Write out every line of the material as it stands, apart from the pictures.

• • •

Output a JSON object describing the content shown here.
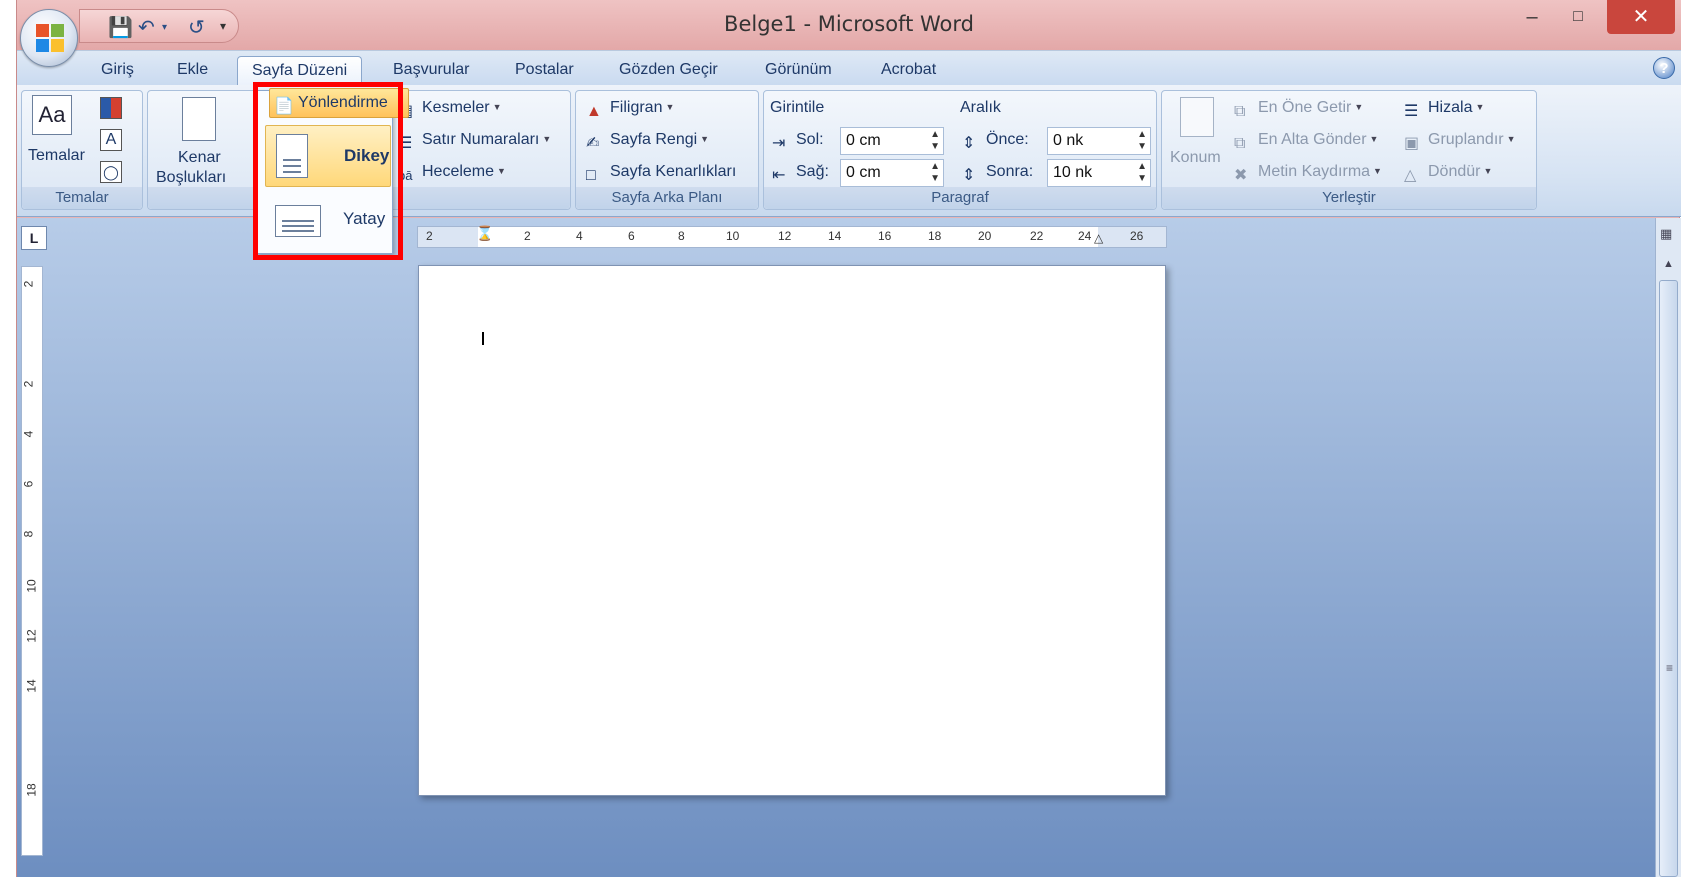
{
  "window": {
    "title": "Belge1 - Microsoft Word"
  },
  "tabs": [
    "Giriş",
    "Ekle",
    "Sayfa Düzeni",
    "Başvurular",
    "Postalar",
    "Gözden Geçir",
    "Görünüm",
    "Acrobat"
  ],
  "active_tab": "Sayfa Düzeni",
  "groups": {
    "temalar": {
      "label": "Temalar",
      "button": "Temalar"
    },
    "sayfa_yapisi": {
      "kenar": "Kenar",
      "bosluklari": "Boşlukları",
      "yonlendirme": "Yönlendirme",
      "kesmeler": "Kesmeler",
      "satir_numaralari": "Satır Numaraları",
      "heceleme": "Heceleme"
    },
    "sayfa_arka_plani": {
      "label": "Sayfa Arka Planı",
      "filigran": "Filigran",
      "sayfa_rengi": "Sayfa Rengi",
      "sayfa_kenarliklari": "Sayfa Kenarlıkları"
    },
    "paragraf": {
      "label": "Paragraf",
      "girintile": "Girintile",
      "sol_label": "Sol:",
      "sol_value": "0 cm",
      "sag_label": "Sağ:",
      "sag_value": "0 cm",
      "aralik": "Aralık",
      "once_label": "Önce:",
      "once_value": "0 nk",
      "sonra_label": "Sonra:",
      "sonra_value": "10 nk"
    },
    "yerlestir": {
      "label": "Yerleştir",
      "konum": "Konum",
      "en_one_getir": "En Öne Getir",
      "en_alta_gonder": "En Alta Gönder",
      "metin_kaydirma": "Metin Kaydırma",
      "hizala": "Hizala",
      "gruplandir": "Gruplandır",
      "dondur": "Döndür"
    }
  },
  "orientation_menu": {
    "dikey": "Dikey",
    "yatay": "Yatay"
  },
  "ruler": {
    "horizontal": [
      "2",
      "2",
      "4",
      "6",
      "8",
      "10",
      "12",
      "14",
      "16",
      "18",
      "20",
      "22",
      "24",
      "26"
    ],
    "vertical": [
      "2",
      "2",
      "4",
      "6",
      "8",
      "10",
      "12",
      "14",
      "18"
    ]
  },
  "colors": {
    "highlight": "#ff0000",
    "titlebar": "#e8b4b4",
    "ribbon": "#dbe6f4"
  }
}
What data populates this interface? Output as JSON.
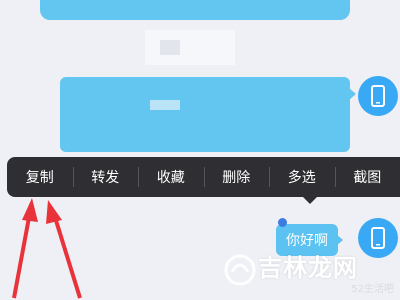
{
  "context_menu": {
    "items": [
      {
        "label": "复制"
      },
      {
        "label": "转发"
      },
      {
        "label": "收藏"
      },
      {
        "label": "删除"
      },
      {
        "label": "多选"
      },
      {
        "label": "截图"
      }
    ]
  },
  "chat": {
    "reply_message": "你好啊"
  },
  "watermark": {
    "brand": "吉林龙网",
    "sub": "52生活吧"
  },
  "colors": {
    "bubble": "#5bc2f2",
    "menu_bg": "#2f2f33",
    "avatar": "#3aa9f5",
    "arrow": "#e8333a"
  },
  "icons": [
    "phone-icon",
    "phone-icon",
    "watermark-logo-icon"
  ]
}
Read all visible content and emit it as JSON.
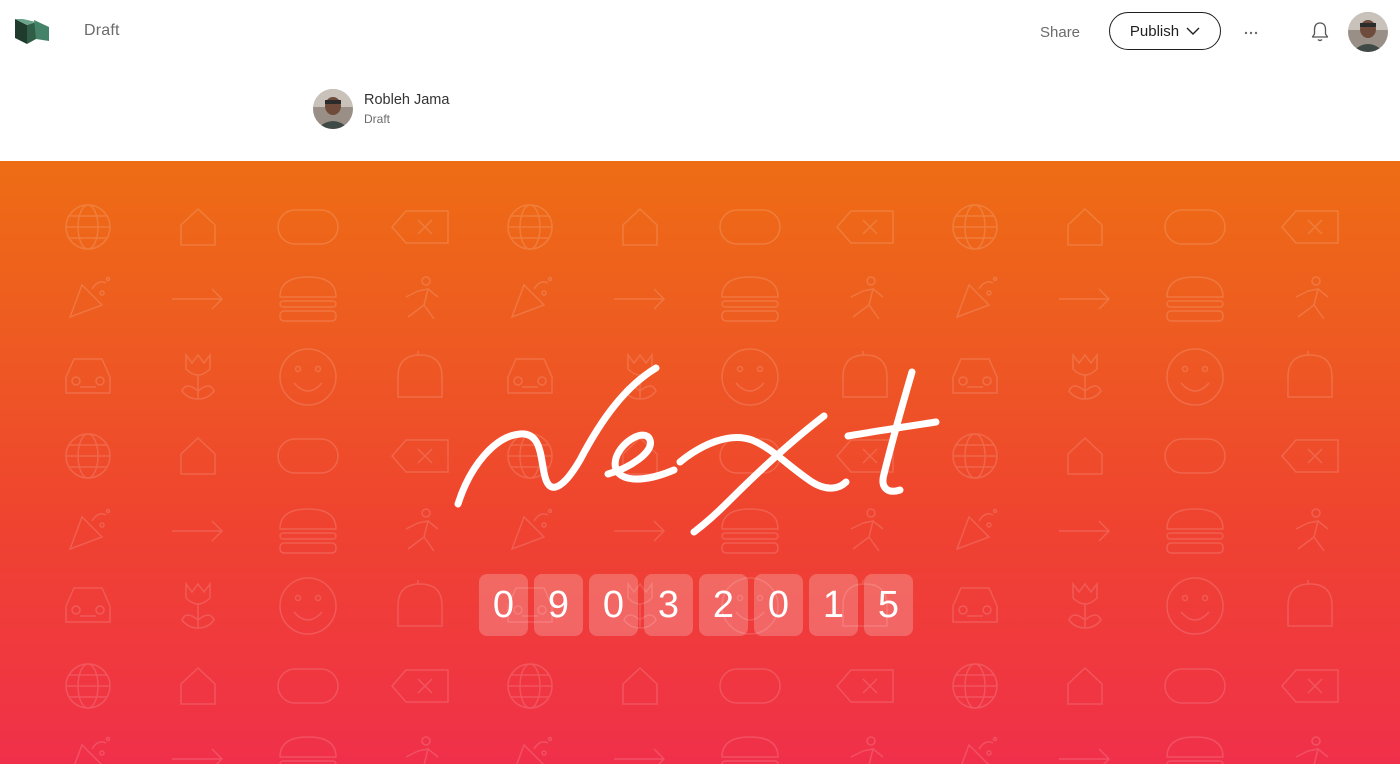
{
  "header": {
    "logo_icon": "medium-logo-icon",
    "status_label": "Draft",
    "share_label": "Share",
    "publish_label": "Publish",
    "more_icon": "more-horizontal-icon",
    "notifications_icon": "bell-icon",
    "avatar_icon": "user-avatar"
  },
  "byline": {
    "author_name": "Robleh Jama",
    "status": "Draft"
  },
  "hero": {
    "wordmark": "next",
    "digits": [
      "0",
      "9",
      "0",
      "3",
      "2",
      "0",
      "1",
      "5"
    ],
    "gradient_top": "#ee6d14",
    "gradient_bottom": "#f0304a",
    "pattern_icons": [
      "globe-icon",
      "home-icon",
      "emoji-symbols-icon",
      "delete-key-icon",
      "party-popper-icon",
      "arrow-right-icon",
      "burger-icon",
      "runner-icon",
      "car-icon",
      "flower-icon",
      "smiley-icon",
      "bell-icon"
    ]
  }
}
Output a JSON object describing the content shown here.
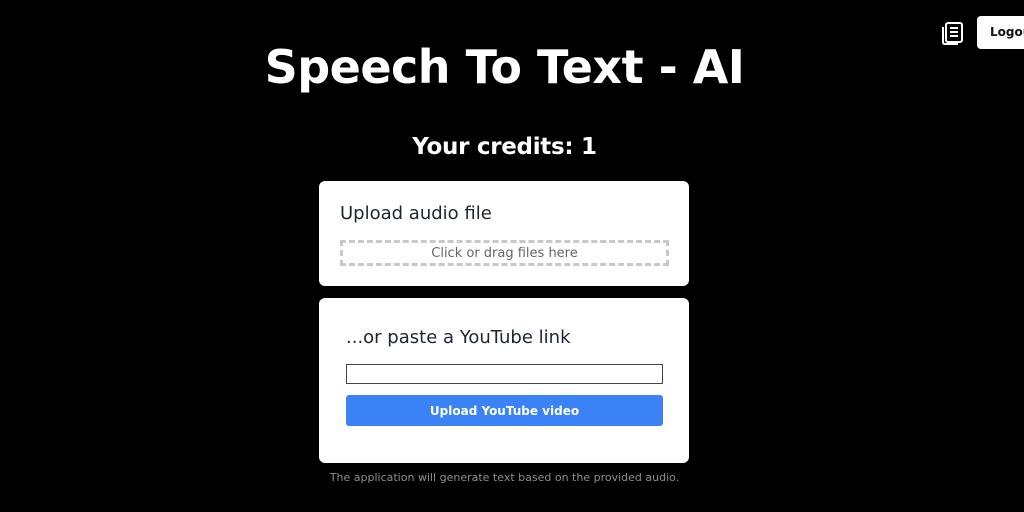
{
  "header": {
    "notes_icon": "document-list-icon",
    "logout_label": "Logout"
  },
  "title": "Speech To Text - AI",
  "credits_text": "Your credits: 1",
  "upload_card": {
    "heading": "Upload audio file",
    "dropzone_text": "Click or drag files here"
  },
  "youtube_card": {
    "heading": "...or paste a YouTube link",
    "input_value": "",
    "input_placeholder": "",
    "button_label": "Upload YouTube video"
  },
  "footnote": "The application will generate text based on the provided audio.",
  "colors": {
    "background": "#000000",
    "card": "#ffffff",
    "accent": "#3b82f6"
  }
}
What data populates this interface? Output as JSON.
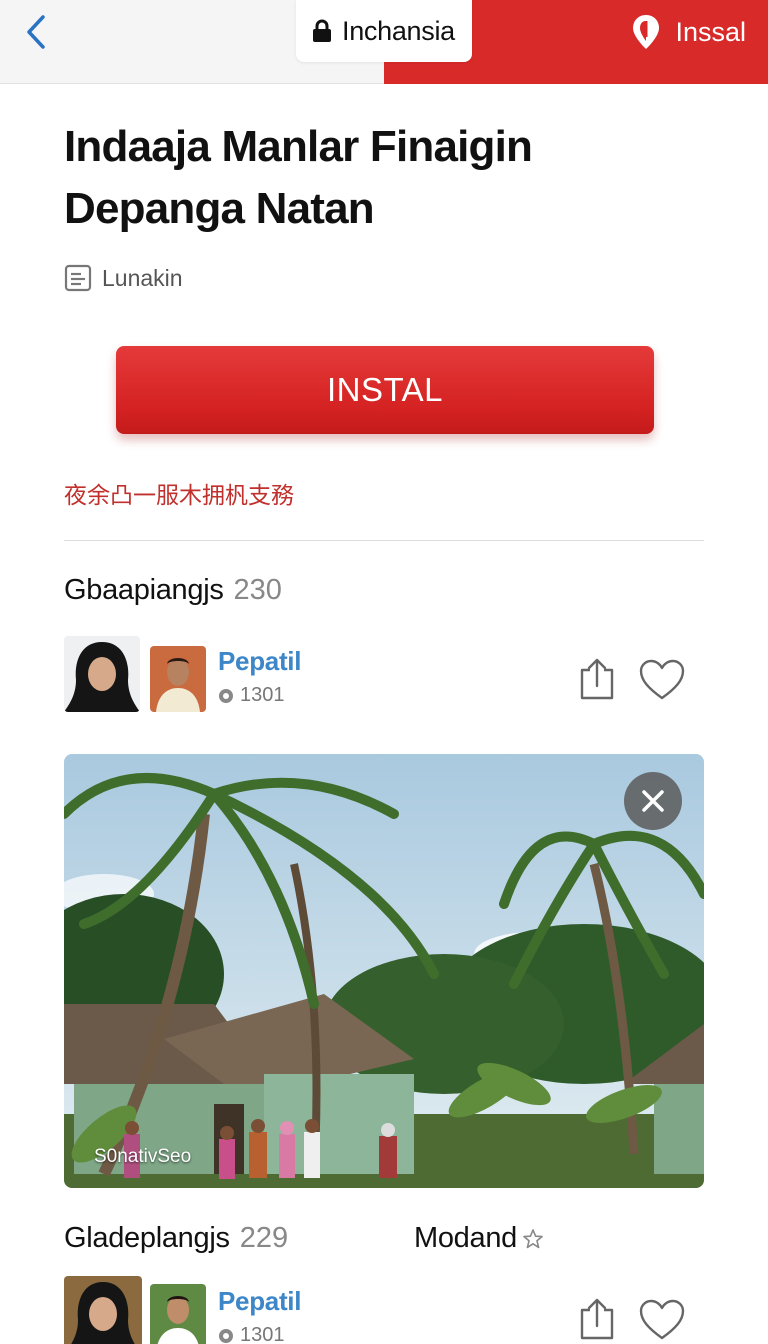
{
  "topbar": {
    "back_icon": "chevron-left-icon",
    "url_text": "Inchansia",
    "lock_icon": "lock-icon",
    "install_label": "Inssal",
    "install_icon": "pin-icon",
    "accent": "#d92a2a"
  },
  "article": {
    "title": "Indaaja Manlar Finaigin Depanga Natan",
    "source_label": "Lunakin",
    "install_label": "INSTAL",
    "notice": "夜余凸一服木拥杋支務",
    "accent_red": "#d52222",
    "link_blue": "#3d86c8"
  },
  "sections": [
    {
      "name": "Gbaapiangjs",
      "count": "230",
      "author": {
        "name": "Pepatil",
        "meta": "1301"
      },
      "photo_caption": "S0nativSeo"
    },
    {
      "name": "Gladeplangjs",
      "count": "229",
      "extra_label": "Modand",
      "author": {
        "name": "Pepatil",
        "meta": "1301"
      }
    }
  ]
}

• • •

◆ RESPONSE TO THIS TASK ◆
Output a JSON object describing the content shown here.
{
  "window": {
    "title": "Belge1 - Microsoft Word"
  },
  "tabs": [
    "Giriş",
    "Ekle",
    "Sayfa Düzeni",
    "Başvurular",
    "Postalar",
    "Gözden Geçir",
    "Görünüm",
    "Acrobat"
  ],
  "active_tab": "Sayfa Düzeni",
  "groups": {
    "temalar": {
      "label": "Temalar",
      "button": "Temalar"
    },
    "sayfa_yapisi": {
      "kenar": "Kenar",
      "bosluklari": "Boşlukları",
      "yonlendirme": "Yönlendirme",
      "kesmeler": "Kesmeler",
      "satir_numaralari": "Satır Numaraları",
      "heceleme": "Heceleme"
    },
    "sayfa_arka_plani": {
      "label": "Sayfa Arka Planı",
      "filigran": "Filigran",
      "sayfa_rengi": "Sayfa Rengi",
      "sayfa_kenarliklari": "Sayfa Kenarlıkları"
    },
    "paragraf": {
      "label": "Paragraf",
      "girintile": "Girintile",
      "sol_label": "Sol:",
      "sol_value": "0 cm",
      "sag_label": "Sağ:",
      "sag_value": "0 cm",
      "aralik": "Aralık",
      "once_label": "Önce:",
      "once_value": "0 nk",
      "sonra_label": "Sonra:",
      "sonra_value": "10 nk"
    },
    "yerlestir": {
      "label": "Yerleştir",
      "konum": "Konum",
      "en_one_getir": "En Öne Getir",
      "en_alta_gonder": "En Alta Gönder",
      "metin_kaydirma": "Metin Kaydırma",
      "hizala": "Hizala",
      "gruplandir": "Gruplandır",
      "dondur": "Döndür"
    }
  },
  "orientation_menu": {
    "dikey": "Dikey",
    "yatay": "Yatay"
  },
  "ruler": {
    "horizontal": [
      "2",
      "2",
      "4",
      "6",
      "8",
      "10",
      "12",
      "14",
      "16",
      "18",
      "20",
      "22",
      "24",
      "26"
    ],
    "vertical": [
      "2",
      "2",
      "4",
      "6",
      "8",
      "10",
      "12",
      "14",
      "18"
    ]
  },
  "colors": {
    "highlight": "#ff0000",
    "titlebar": "#e8b4b4",
    "ribbon": "#dbe6f4"
  }
}
What data populates this interface? Output as JSON.
{
  "context_menu": {
    "items": [
      {
        "label": "复制"
      },
      {
        "label": "转发"
      },
      {
        "label": "收藏"
      },
      {
        "label": "删除"
      },
      {
        "label": "多选"
      },
      {
        "label": "截图"
      }
    ]
  },
  "chat": {
    "reply_message": "你好啊"
  },
  "watermark": {
    "brand": "吉林龙网",
    "sub": "52生活吧"
  },
  "colors": {
    "bubble": "#5bc2f2",
    "menu_bg": "#2f2f33",
    "avatar": "#3aa9f5",
    "arrow": "#e8333a"
  },
  "icons": [
    "phone-icon",
    "phone-icon",
    "watermark-logo-icon"
  ]
}
Read all visible content and emit it as JSON.
{
  "header": {
    "logo_icon": "medium-logo-icon",
    "status_label": "Draft",
    "share_label": "Share",
    "publish_label": "Publish",
    "more_icon": "more-horizontal-icon",
    "notifications_icon": "bell-icon",
    "avatar_icon": "user-avatar"
  },
  "byline": {
    "author_name": "Robleh Jama",
    "status": "Draft"
  },
  "hero": {
    "wordmark": "next",
    "digits": [
      "0",
      "9",
      "0",
      "3",
      "2",
      "0",
      "1",
      "5"
    ],
    "gradient_top": "#ee6d14",
    "gradient_bottom": "#f0304a",
    "pattern_icons": [
      "globe-icon",
      "home-icon",
      "emoji-symbols-icon",
      "delete-key-icon",
      "party-popper-icon",
      "arrow-right-icon",
      "burger-icon",
      "runner-icon",
      "car-icon",
      "flower-icon",
      "smiley-icon",
      "bell-icon"
    ]
  }
}
Output a JSON object describing the content shown here.
{
  "header": {
    "notes_icon": "document-list-icon",
    "logout_label": "Logout"
  },
  "title": "Speech To Text - AI",
  "credits_text": "Your credits: 1",
  "upload_card": {
    "heading": "Upload audio file",
    "dropzone_text": "Click or drag files here"
  },
  "youtube_card": {
    "heading": "...or paste a YouTube link",
    "input_value": "",
    "input_placeholder": "",
    "button_label": "Upload YouTube video"
  },
  "footnote": "The application will generate text based on the provided audio.",
  "colors": {
    "background": "#000000",
    "card": "#ffffff",
    "accent": "#3b82f6"
  }
}
What data populates this interface? Output as JSON.
{
  "topbar": {
    "back_icon": "chevron-left-icon",
    "url_text": "Inchansia",
    "lock_icon": "lock-icon",
    "install_label": "Inssal",
    "install_icon": "pin-icon",
    "accent": "#d92a2a"
  },
  "article": {
    "title": "Indaaja Manlar Finaigin Depanga Natan",
    "source_label": "Lunakin",
    "install_label": "INSTAL",
    "notice": "夜余凸一服木拥杋支務",
    "accent_red": "#d52222",
    "link_blue": "#3d86c8"
  },
  "sections": [
    {
      "name": "Gbaapiangjs",
      "count": "230",
      "author": {
        "name": "Pepatil",
        "meta": "1301"
      },
      "photo_caption": "S0nativSeo"
    },
    {
      "name": "Gladeplangjs",
      "count": "229",
      "extra_label": "Modand",
      "author": {
        "name": "Pepatil",
        "meta": "1301"
      }
    }
  ]
}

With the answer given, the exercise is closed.